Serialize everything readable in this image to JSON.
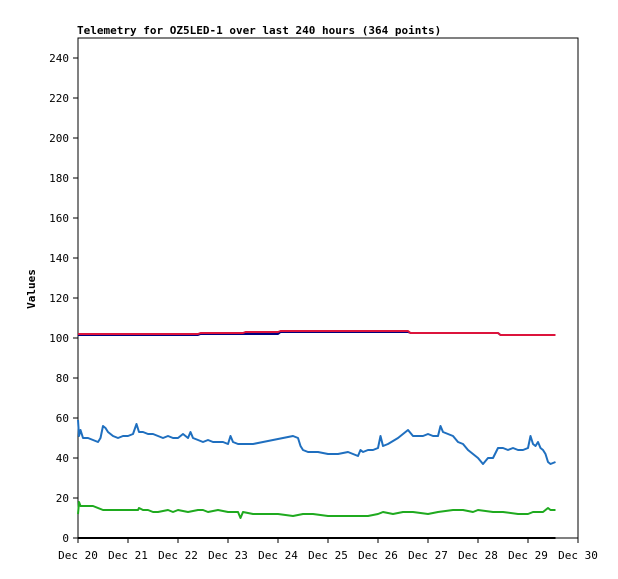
{
  "chart_data": {
    "type": "line",
    "title": "Telemetry for OZ5LED-1 over last 240 hours (364 points)",
    "xlabel": "",
    "ylabel": "Values",
    "xlim": [
      "2018-12-20",
      "2018-12-30"
    ],
    "ylim": [
      0,
      250
    ],
    "yticks": [
      0,
      20,
      40,
      60,
      80,
      100,
      120,
      140,
      160,
      180,
      200,
      220,
      240
    ],
    "xticks": [
      "Dec 20",
      "Dec 21",
      "Dec 22",
      "Dec 23",
      "Dec 24",
      "Dec 25",
      "Dec 26",
      "Dec 27",
      "Dec 28",
      "Dec 29",
      "Dec 30"
    ],
    "grid": false,
    "legend": "none",
    "series": [
      {
        "color": "#000080",
        "x": [
          0.0,
          2.4,
          2.45,
          4.0,
          4.05,
          6.6,
          6.65,
          8.4,
          8.45,
          9.55
        ],
        "y": [
          101.5,
          101.5,
          102.0,
          102.0,
          103.0,
          103.0,
          102.5,
          102.5,
          101.5,
          101.5
        ]
      },
      {
        "color": "#dc143c",
        "x": [
          0.0,
          2.4,
          2.45,
          3.3,
          3.35,
          4.0,
          4.05,
          6.6,
          6.65,
          8.4,
          8.45,
          9.55
        ],
        "y": [
          102.0,
          102.0,
          102.5,
          102.5,
          103.0,
          103.0,
          103.5,
          103.5,
          102.5,
          102.5,
          101.5,
          101.5
        ]
      },
      {
        "color": "#1f6fbf",
        "x": [
          0.0,
          0.02,
          0.05,
          0.1,
          0.2,
          0.3,
          0.4,
          0.45,
          0.5,
          0.55,
          0.6,
          0.7,
          0.8,
          0.9,
          1.0,
          1.1,
          1.17,
          1.22,
          1.3,
          1.4,
          1.5,
          1.6,
          1.7,
          1.8,
          1.9,
          2.0,
          2.1,
          2.2,
          2.25,
          2.3,
          2.4,
          2.5,
          2.6,
          2.7,
          2.8,
          2.9,
          3.0,
          3.05,
          3.1,
          3.2,
          3.3,
          3.5,
          3.7,
          3.9,
          4.1,
          4.3,
          4.4,
          4.45,
          4.5,
          4.6,
          4.8,
          5.0,
          5.2,
          5.4,
          5.6,
          5.65,
          5.7,
          5.8,
          5.9,
          6.0,
          6.05,
          6.1,
          6.2,
          6.4,
          6.6,
          6.7,
          6.8,
          6.9,
          7.0,
          7.1,
          7.2,
          7.25,
          7.3,
          7.4,
          7.5,
          7.6,
          7.7,
          7.8,
          7.9,
          8.0,
          8.1,
          8.2,
          8.3,
          8.4,
          8.5,
          8.6,
          8.7,
          8.8,
          8.9,
          9.0,
          9.05,
          9.1,
          9.15,
          9.2,
          9.25,
          9.3,
          9.35,
          9.4,
          9.45,
          9.55
        ],
        "y": [
          59,
          51,
          54,
          50,
          50,
          49,
          48,
          50,
          56,
          55,
          53,
          51,
          50,
          51,
          51,
          52,
          57,
          53,
          53,
          52,
          52,
          51,
          50,
          51,
          50,
          50,
          52,
          50,
          53,
          50,
          49,
          48,
          49,
          48,
          48,
          48,
          47,
          51,
          48,
          47,
          47,
          47,
          48,
          49,
          50,
          51,
          50,
          46,
          44,
          43,
          43,
          42,
          42,
          43,
          41,
          44,
          43,
          44,
          44,
          45,
          51,
          46,
          47,
          50,
          54,
          51,
          51,
          51,
          52,
          51,
          51,
          56,
          53,
          52,
          51,
          48,
          47,
          44,
          42,
          40,
          37,
          40,
          40,
          45,
          45,
          44,
          45,
          44,
          44,
          45,
          51,
          47,
          46,
          48,
          45,
          44,
          42,
          38,
          37,
          38
        ]
      },
      {
        "color": "#1faa1f",
        "x": [
          0.0,
          0.02,
          0.05,
          0.1,
          0.2,
          0.3,
          0.5,
          0.6,
          0.8,
          1.0,
          1.2,
          1.22,
          1.3,
          1.4,
          1.5,
          1.6,
          1.8,
          1.9,
          2.0,
          2.2,
          2.4,
          2.5,
          2.6,
          2.8,
          3.0,
          3.2,
          3.25,
          3.3,
          3.5,
          3.7,
          4.0,
          4.3,
          4.5,
          4.7,
          5.0,
          5.5,
          5.8,
          6.0,
          6.1,
          6.3,
          6.5,
          6.7,
          7.0,
          7.2,
          7.5,
          7.7,
          7.9,
          8.0,
          8.3,
          8.5,
          8.8,
          9.0,
          9.1,
          9.3,
          9.4,
          9.45,
          9.55
        ],
        "y": [
          12,
          18,
          16,
          16,
          16,
          16,
          14,
          14,
          14,
          14,
          14,
          15,
          14,
          14,
          13,
          13,
          14,
          13,
          14,
          13,
          14,
          14,
          13,
          14,
          13,
          13,
          10,
          13,
          12,
          12,
          12,
          11,
          12,
          12,
          11,
          11,
          11,
          12,
          13,
          12,
          13,
          13,
          12,
          13,
          14,
          14,
          13,
          14,
          13,
          13,
          12,
          12,
          13,
          13,
          15,
          14,
          14
        ]
      },
      {
        "color": "#000000",
        "x": [
          0.0,
          9.55
        ],
        "y": [
          0,
          0
        ]
      }
    ]
  }
}
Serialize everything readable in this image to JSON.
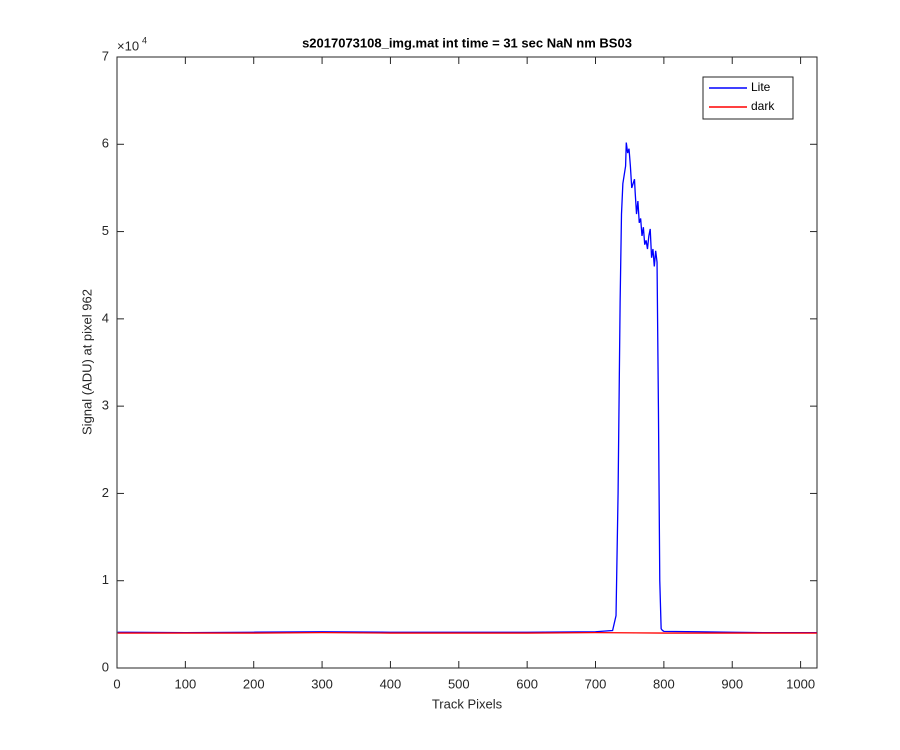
______________________________
§ **Exercise instructions**: Quote the preceding records in their entirety, excluding every picture.

§ **Response to this task**:
Serialize everything readable in this image to JSON.
{
  "chart_data": {
    "type": "line",
    "title": "Telemetry for OZ5LED-1 over last 240 hours (364 points)",
    "xlabel": "",
    "ylabel": "Values",
    "xlim": [
      "2018-12-20",
      "2018-12-30"
    ],
    "ylim": [
      0,
      250
    ],
    "yticks": [
      0,
      20,
      40,
      60,
      80,
      100,
      120,
      140,
      160,
      180,
      200,
      220,
      240
    ],
    "xticks": [
      "Dec 20",
      "Dec 21",
      "Dec 22",
      "Dec 23",
      "Dec 24",
      "Dec 25",
      "Dec 26",
      "Dec 27",
      "Dec 28",
      "Dec 29",
      "Dec 30"
    ],
    "grid": false,
    "legend": "none",
    "series": [
      {
        "color": "#000080",
        "x": [
          0.0,
          2.4,
          2.45,
          4.0,
          4.05,
          6.6,
          6.65,
          8.4,
          8.45,
          9.55
        ],
        "y": [
          101.5,
          101.5,
          102.0,
          102.0,
          103.0,
          103.0,
          102.5,
          102.5,
          101.5,
          101.5
        ]
      },
      {
        "color": "#dc143c",
        "x": [
          0.0,
          2.4,
          2.45,
          3.3,
          3.35,
          4.0,
          4.05,
          6.6,
          6.65,
          8.4,
          8.45,
          9.55
        ],
        "y": [
          102.0,
          102.0,
          102.5,
          102.5,
          103.0,
          103.0,
          103.5,
          103.5,
          102.5,
          102.5,
          101.5,
          101.5
        ]
      },
      {
        "color": "#1f6fbf",
        "x": [
          0.0,
          0.02,
          0.05,
          0.1,
          0.2,
          0.3,
          0.4,
          0.45,
          0.5,
          0.55,
          0.6,
          0.7,
          0.8,
          0.9,
          1.0,
          1.1,
          1.17,
          1.22,
          1.3,
          1.4,
          1.5,
          1.6,
          1.7,
          1.8,
          1.9,
          2.0,
          2.1,
          2.2,
          2.25,
          2.3,
          2.4,
          2.5,
          2.6,
          2.7,
          2.8,
          2.9,
          3.0,
          3.05,
          3.1,
          3.2,
          3.3,
          3.5,
          3.7,
          3.9,
          4.1,
          4.3,
          4.4,
          4.45,
          4.5,
          4.6,
          4.8,
          5.0,
          5.2,
          5.4,
          5.6,
          5.65,
          5.7,
          5.8,
          5.9,
          6.0,
          6.05,
          6.1,
          6.2,
          6.4,
          6.6,
          6.7,
          6.8,
          6.9,
          7.0,
          7.1,
          7.2,
          7.25,
          7.3,
          7.4,
          7.5,
          7.6,
          7.7,
          7.8,
          7.9,
          8.0,
          8.1,
          8.2,
          8.3,
          8.4,
          8.5,
          8.6,
          8.7,
          8.8,
          8.9,
          9.0,
          9.05,
          9.1,
          9.15,
          9.2,
          9.25,
          9.3,
          9.35,
          9.4,
          9.45,
          9.55
        ],
        "y": [
          59,
          51,
          54,
          50,
          50,
          49,
          48,
          50,
          56,
          55,
          53,
          51,
          50,
          51,
          51,
          52,
          57,
          53,
          53,
          52,
          52,
          51,
          50,
          51,
          50,
          50,
          52,
          50,
          53,
          50,
          49,
          48,
          49,
          48,
          48,
          48,
          47,
          51,
          48,
          47,
          47,
          47,
          48,
          49,
          50,
          51,
          50,
          46,
          44,
          43,
          43,
          42,
          42,
          43,
          41,
          44,
          43,
          44,
          44,
          45,
          51,
          46,
          47,
          50,
          54,
          51,
          51,
          51,
          52,
          51,
          51,
          56,
          53,
          52,
          51,
          48,
          47,
          44,
          42,
          40,
          37,
          40,
          40,
          45,
          45,
          44,
          45,
          44,
          44,
          45,
          51,
          47,
          46,
          48,
          45,
          44,
          42,
          38,
          37,
          38
        ]
      },
      {
        "color": "#1faa1f",
        "x": [
          0.0,
          0.02,
          0.05,
          0.1,
          0.2,
          0.3,
          0.5,
          0.6,
          0.8,
          1.0,
          1.2,
          1.22,
          1.3,
          1.4,
          1.5,
          1.6,
          1.8,
          1.9,
          2.0,
          2.2,
          2.4,
          2.5,
          2.6,
          2.8,
          3.0,
          3.2,
          3.25,
          3.3,
          3.5,
          3.7,
          4.0,
          4.3,
          4.5,
          4.7,
          5.0,
          5.5,
          5.8,
          6.0,
          6.1,
          6.3,
          6.5,
          6.7,
          7.0,
          7.2,
          7.5,
          7.7,
          7.9,
          8.0,
          8.3,
          8.5,
          8.8,
          9.0,
          9.1,
          9.3,
          9.4,
          9.45,
          9.55
        ],
        "y": [
          12,
          18,
          16,
          16,
          16,
          16,
          14,
          14,
          14,
          14,
          14,
          15,
          14,
          14,
          13,
          13,
          14,
          13,
          14,
          13,
          14,
          14,
          13,
          14,
          13,
          13,
          10,
          13,
          12,
          12,
          12,
          11,
          12,
          12,
          11,
          11,
          11,
          12,
          13,
          12,
          13,
          13,
          12,
          13,
          14,
          14,
          13,
          14,
          13,
          13,
          12,
          12,
          13,
          13,
          15,
          14,
          14
        ]
      },
      {
        "color": "#000000",
        "x": [
          0.0,
          9.55
        ],
        "y": [
          0,
          0
        ]
      }
    ]
  }
}
Serialize everything readable in this image to JSON.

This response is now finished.